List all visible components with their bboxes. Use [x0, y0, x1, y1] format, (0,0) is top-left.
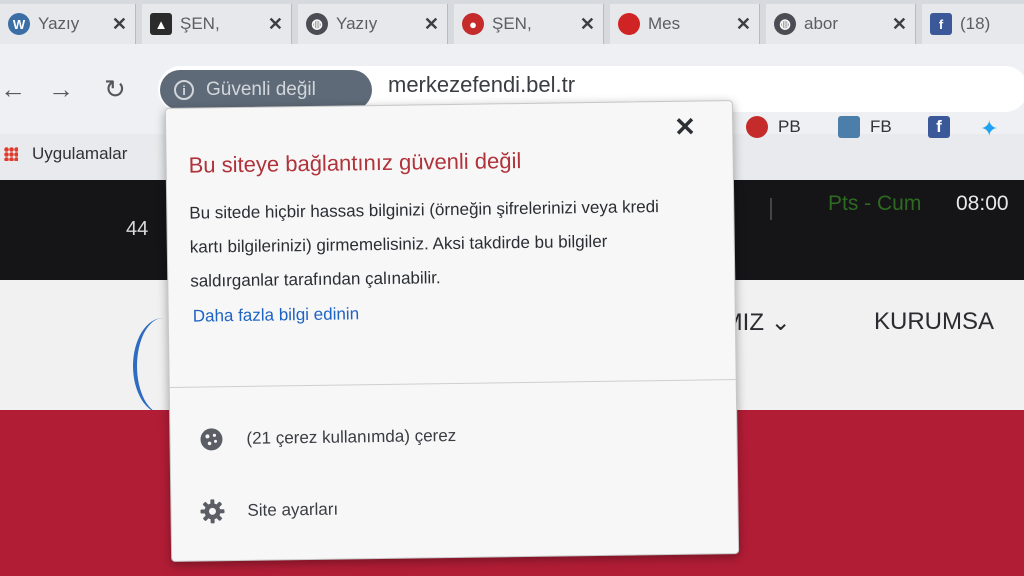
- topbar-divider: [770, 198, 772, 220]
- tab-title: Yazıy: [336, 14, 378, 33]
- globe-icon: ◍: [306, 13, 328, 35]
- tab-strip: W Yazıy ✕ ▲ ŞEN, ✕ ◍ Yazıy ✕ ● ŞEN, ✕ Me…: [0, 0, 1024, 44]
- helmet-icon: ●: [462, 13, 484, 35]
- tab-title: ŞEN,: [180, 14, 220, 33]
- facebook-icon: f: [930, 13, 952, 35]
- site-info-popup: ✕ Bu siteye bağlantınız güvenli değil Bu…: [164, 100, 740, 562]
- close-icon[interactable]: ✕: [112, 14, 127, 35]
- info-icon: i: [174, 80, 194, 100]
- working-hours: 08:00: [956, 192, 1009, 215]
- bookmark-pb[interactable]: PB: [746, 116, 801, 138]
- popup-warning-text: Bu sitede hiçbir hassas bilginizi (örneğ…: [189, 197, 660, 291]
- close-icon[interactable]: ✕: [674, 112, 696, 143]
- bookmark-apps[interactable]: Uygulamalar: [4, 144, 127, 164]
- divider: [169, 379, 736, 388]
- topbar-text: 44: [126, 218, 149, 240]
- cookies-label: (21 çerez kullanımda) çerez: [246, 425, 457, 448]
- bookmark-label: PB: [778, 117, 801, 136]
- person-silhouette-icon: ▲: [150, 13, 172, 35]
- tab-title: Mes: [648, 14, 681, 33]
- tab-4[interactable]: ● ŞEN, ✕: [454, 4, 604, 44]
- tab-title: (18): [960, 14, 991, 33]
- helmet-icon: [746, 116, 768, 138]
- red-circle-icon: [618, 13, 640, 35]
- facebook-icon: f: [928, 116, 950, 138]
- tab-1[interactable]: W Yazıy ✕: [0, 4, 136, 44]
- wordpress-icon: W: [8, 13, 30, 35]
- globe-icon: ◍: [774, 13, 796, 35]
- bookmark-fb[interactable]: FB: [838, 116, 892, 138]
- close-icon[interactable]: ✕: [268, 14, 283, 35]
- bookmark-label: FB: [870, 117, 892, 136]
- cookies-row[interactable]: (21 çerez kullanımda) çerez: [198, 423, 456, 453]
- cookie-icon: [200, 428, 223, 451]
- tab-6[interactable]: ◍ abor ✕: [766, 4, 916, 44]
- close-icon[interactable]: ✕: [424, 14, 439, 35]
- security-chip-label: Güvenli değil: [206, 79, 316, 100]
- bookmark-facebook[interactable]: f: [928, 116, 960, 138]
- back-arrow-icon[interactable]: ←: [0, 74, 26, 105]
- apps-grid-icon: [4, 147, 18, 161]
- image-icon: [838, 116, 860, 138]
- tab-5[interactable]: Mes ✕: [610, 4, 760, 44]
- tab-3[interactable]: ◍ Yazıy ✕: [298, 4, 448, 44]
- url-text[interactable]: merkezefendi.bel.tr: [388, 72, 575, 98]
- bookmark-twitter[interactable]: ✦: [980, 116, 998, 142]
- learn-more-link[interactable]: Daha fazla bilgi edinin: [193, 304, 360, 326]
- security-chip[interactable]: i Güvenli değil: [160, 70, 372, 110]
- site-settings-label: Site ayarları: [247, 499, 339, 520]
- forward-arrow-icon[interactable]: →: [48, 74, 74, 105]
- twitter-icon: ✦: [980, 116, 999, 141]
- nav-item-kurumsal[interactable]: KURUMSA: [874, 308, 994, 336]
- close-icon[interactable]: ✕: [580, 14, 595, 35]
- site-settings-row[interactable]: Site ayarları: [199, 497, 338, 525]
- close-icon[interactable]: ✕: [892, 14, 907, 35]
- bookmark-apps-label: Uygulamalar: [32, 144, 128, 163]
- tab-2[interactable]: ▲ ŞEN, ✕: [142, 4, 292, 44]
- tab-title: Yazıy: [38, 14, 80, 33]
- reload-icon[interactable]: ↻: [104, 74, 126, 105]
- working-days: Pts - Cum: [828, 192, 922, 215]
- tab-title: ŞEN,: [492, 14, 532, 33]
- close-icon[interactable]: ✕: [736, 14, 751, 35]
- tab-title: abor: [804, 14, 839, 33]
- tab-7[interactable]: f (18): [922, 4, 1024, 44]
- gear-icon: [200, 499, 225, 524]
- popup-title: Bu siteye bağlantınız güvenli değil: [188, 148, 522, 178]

☆ ☆ ☆ ☆

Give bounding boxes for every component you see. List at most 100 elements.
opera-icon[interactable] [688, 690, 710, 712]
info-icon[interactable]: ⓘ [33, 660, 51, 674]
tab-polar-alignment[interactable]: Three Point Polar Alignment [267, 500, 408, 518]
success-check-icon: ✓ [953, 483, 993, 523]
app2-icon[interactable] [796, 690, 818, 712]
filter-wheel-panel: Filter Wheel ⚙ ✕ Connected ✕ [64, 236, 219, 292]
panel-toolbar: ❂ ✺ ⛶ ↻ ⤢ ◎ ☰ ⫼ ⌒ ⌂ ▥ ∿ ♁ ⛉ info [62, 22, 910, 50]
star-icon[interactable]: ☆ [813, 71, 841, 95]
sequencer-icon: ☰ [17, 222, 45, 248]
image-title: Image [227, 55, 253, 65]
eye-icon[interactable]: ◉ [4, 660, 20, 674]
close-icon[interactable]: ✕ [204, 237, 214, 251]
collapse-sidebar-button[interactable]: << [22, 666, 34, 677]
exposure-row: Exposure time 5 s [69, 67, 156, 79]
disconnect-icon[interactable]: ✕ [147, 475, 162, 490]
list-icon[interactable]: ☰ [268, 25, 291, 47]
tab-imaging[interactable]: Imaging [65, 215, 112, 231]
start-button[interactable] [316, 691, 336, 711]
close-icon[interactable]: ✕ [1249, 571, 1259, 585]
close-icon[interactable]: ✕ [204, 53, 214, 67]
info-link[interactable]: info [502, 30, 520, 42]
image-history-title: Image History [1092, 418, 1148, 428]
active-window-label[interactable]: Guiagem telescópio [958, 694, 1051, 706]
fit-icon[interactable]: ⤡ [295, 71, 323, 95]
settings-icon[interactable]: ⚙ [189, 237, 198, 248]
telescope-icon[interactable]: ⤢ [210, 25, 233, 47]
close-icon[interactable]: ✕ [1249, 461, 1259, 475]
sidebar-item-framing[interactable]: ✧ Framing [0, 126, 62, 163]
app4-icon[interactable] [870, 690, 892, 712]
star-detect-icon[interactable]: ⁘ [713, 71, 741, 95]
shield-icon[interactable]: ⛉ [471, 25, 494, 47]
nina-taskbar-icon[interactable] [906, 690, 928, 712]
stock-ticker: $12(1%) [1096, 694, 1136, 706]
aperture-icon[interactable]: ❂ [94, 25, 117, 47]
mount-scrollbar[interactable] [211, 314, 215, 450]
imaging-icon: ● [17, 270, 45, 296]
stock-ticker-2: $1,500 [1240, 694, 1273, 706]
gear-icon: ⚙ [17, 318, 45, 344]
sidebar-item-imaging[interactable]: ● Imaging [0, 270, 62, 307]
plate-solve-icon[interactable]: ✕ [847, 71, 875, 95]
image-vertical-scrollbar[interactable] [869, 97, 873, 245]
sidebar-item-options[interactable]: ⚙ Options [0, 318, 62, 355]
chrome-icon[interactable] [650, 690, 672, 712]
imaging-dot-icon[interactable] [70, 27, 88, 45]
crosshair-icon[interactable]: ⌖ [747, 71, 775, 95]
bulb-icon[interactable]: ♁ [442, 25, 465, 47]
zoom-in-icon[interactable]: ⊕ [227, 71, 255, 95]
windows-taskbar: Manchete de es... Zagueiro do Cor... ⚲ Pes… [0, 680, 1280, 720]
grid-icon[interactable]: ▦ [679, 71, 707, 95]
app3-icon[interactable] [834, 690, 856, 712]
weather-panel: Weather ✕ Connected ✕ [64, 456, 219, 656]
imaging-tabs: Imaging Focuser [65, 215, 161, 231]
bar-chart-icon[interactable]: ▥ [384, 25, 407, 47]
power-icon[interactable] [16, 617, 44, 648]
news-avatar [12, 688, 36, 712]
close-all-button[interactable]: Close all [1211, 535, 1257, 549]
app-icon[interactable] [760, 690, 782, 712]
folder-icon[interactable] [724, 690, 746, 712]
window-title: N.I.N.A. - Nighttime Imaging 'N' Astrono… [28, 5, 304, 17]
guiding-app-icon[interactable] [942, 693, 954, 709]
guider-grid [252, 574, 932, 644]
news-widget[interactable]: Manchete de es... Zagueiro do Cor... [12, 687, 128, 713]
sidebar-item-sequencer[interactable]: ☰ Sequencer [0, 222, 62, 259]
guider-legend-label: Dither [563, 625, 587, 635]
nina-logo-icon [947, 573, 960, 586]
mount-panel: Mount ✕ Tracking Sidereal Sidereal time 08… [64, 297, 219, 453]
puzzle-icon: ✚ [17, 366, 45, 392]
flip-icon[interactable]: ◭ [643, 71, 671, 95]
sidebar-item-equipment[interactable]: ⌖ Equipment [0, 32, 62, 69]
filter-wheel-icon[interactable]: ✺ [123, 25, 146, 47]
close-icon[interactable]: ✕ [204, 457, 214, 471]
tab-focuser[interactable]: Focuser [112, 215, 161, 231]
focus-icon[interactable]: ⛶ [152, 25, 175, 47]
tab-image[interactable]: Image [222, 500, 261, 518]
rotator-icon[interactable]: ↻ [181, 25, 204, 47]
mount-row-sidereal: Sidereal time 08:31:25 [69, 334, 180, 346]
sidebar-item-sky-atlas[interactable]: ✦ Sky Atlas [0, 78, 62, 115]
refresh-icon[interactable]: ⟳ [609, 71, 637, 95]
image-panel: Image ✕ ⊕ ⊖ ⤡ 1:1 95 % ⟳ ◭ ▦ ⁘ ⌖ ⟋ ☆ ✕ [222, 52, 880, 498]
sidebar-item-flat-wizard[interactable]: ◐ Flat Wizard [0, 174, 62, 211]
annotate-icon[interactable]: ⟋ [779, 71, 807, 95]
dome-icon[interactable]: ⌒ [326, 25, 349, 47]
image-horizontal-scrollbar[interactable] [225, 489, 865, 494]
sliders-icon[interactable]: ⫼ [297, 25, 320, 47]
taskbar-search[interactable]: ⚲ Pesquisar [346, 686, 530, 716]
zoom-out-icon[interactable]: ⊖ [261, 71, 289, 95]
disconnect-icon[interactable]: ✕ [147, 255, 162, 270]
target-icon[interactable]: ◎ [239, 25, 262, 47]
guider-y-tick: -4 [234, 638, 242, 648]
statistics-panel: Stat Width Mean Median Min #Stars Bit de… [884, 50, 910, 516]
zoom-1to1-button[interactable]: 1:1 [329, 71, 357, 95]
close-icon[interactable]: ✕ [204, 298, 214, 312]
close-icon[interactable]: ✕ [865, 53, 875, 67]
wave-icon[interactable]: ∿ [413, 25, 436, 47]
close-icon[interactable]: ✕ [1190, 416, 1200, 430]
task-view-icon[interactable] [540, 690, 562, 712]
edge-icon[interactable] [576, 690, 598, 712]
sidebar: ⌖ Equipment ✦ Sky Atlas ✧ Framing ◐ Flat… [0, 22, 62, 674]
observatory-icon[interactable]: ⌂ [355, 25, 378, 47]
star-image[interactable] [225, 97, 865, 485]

☆ ☆ ☆ ☆

◆ **Requirements**:
Revise the data from the line with "Give bounding boxes" to the line with "gear-icon: ⚙ [17, 318, 45, 344]", swapping "Exposure time" for "Exposure duration" and keeping everything else as it is.

◆ **Solution for this task**:
Give bounding boxes for every component you see. List at most 100 elements.
opera-icon[interactable] [688, 690, 710, 712]
info-icon[interactable]: ⓘ [33, 660, 51, 674]
tab-polar-alignment[interactable]: Three Point Polar Alignment [267, 500, 408, 518]
success-check-icon: ✓ [953, 483, 993, 523]
app2-icon[interactable] [796, 690, 818, 712]
filter-wheel-panel: Filter Wheel ⚙ ✕ Connected ✕ [64, 236, 219, 292]
panel-toolbar: ❂ ✺ ⛶ ↻ ⤢ ◎ ☰ ⫼ ⌒ ⌂ ▥ ∿ ♁ ⛉ info [62, 22, 910, 50]
star-icon[interactable]: ☆ [813, 71, 841, 95]
sequencer-icon: ☰ [17, 222, 45, 248]
image-title: Image [227, 55, 253, 65]
eye-icon[interactable]: ◉ [4, 660, 20, 674]
close-icon[interactable]: ✕ [204, 237, 214, 251]
collapse-sidebar-button[interactable]: << [22, 666, 34, 677]
exposure-row: Exposure duration 5 s [69, 67, 156, 79]
disconnect-icon[interactable]: ✕ [147, 475, 162, 490]
list-icon[interactable]: ☰ [268, 25, 291, 47]
tab-imaging[interactable]: Imaging [65, 215, 112, 231]
start-button[interactable] [316, 691, 336, 711]
close-icon[interactable]: ✕ [1249, 571, 1259, 585]
close-icon[interactable]: ✕ [204, 53, 214, 67]
info-link[interactable]: info [502, 30, 520, 42]
image-history-title: Image History [1092, 418, 1148, 428]
active-window-label[interactable]: Guiagem telescópio [958, 694, 1051, 706]
fit-icon[interactable]: ⤡ [295, 71, 323, 95]
settings-icon[interactable]: ⚙ [189, 237, 198, 248]
telescope-icon[interactable]: ⤢ [210, 25, 233, 47]
close-icon[interactable]: ✕ [1249, 461, 1259, 475]
sidebar-item-framing[interactable]: ✧ Framing [0, 126, 62, 163]
app4-icon[interactable] [870, 690, 892, 712]
star-detect-icon[interactable]: ⁘ [713, 71, 741, 95]
shield-icon[interactable]: ⛉ [471, 25, 494, 47]
nina-taskbar-icon[interactable] [906, 690, 928, 712]
stock-ticker: $12(1%) [1096, 694, 1136, 706]
aperture-icon[interactable]: ❂ [94, 25, 117, 47]
mount-scrollbar[interactable] [211, 314, 215, 450]
imaging-icon: ● [17, 270, 45, 296]
stock-ticker-2: $1,500 [1240, 694, 1273, 706]
gear-icon: ⚙ [17, 318, 45, 344]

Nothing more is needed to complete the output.